Collected data:
========================================================================

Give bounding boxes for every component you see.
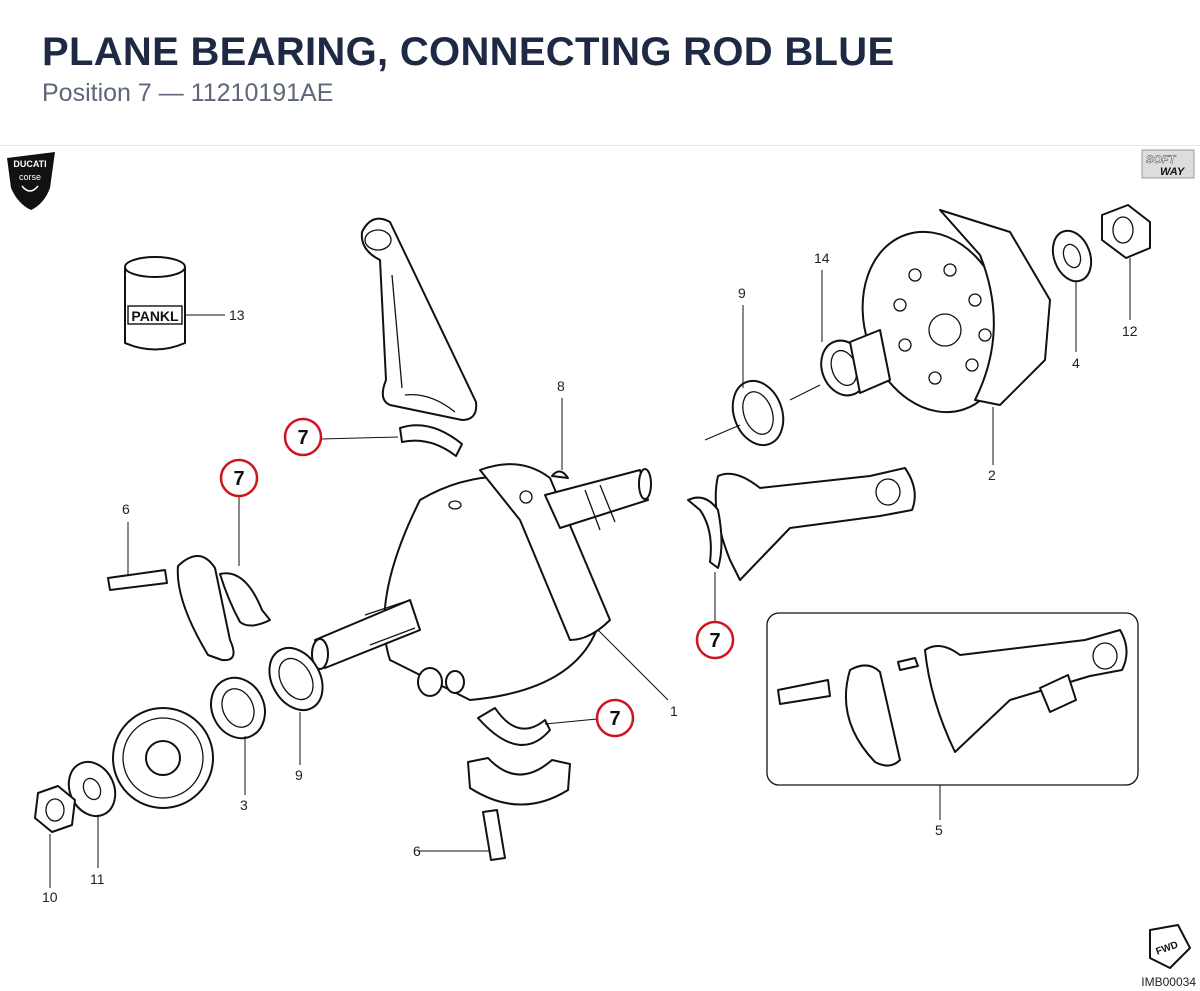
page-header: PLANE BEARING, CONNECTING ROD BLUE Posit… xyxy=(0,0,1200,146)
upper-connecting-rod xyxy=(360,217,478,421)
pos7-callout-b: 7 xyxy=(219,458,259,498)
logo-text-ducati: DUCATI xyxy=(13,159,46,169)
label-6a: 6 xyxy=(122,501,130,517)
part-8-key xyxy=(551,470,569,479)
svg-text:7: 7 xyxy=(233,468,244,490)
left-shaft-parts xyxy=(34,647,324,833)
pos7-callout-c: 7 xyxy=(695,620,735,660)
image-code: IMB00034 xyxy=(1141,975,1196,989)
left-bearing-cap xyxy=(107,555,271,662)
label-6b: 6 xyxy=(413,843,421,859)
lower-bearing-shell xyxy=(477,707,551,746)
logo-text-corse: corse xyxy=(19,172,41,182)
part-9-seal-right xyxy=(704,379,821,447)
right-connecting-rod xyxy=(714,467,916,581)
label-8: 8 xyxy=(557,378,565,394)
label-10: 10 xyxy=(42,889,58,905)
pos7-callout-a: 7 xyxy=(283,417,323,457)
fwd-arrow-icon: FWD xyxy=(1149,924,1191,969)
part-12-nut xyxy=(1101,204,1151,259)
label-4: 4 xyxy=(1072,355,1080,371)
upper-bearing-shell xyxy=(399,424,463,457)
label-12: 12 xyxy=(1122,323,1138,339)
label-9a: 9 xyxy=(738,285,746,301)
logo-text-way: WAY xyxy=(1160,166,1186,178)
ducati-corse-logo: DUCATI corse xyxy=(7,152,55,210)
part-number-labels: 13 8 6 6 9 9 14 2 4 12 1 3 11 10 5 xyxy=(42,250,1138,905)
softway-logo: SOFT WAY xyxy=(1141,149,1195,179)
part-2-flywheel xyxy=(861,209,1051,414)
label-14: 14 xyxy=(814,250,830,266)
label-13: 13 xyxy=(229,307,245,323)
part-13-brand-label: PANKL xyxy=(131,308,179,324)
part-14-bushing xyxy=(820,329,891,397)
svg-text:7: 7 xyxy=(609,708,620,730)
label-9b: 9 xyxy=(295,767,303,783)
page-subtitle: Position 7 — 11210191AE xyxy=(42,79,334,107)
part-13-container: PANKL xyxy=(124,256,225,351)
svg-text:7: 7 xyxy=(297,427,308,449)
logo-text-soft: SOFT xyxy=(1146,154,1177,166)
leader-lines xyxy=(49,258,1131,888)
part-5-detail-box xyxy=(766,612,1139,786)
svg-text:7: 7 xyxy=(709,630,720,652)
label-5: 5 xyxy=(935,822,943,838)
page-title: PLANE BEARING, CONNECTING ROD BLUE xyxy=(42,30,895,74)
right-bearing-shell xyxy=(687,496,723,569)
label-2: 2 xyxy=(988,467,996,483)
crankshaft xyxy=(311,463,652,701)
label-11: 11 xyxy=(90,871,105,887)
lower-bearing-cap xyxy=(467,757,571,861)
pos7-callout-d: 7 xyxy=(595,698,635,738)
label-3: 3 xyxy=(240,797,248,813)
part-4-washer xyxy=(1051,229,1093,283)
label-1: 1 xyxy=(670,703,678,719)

========================================================================

List every row above that contains the string "text", matching case exactly.

logo-text-ducati: DUCATI xyxy=(13,159,46,169)
svg-text:7: 7 xyxy=(233,468,244,490)
logo-text-corse: corse xyxy=(19,172,41,182)
logo-text-way: WAY xyxy=(1160,166,1186,178)
svg-text:7: 7 xyxy=(609,708,620,730)
svg-text:7: 7 xyxy=(297,427,308,449)
logo-text-soft: SOFT xyxy=(1146,154,1177,166)
svg-text:7: 7 xyxy=(709,630,720,652)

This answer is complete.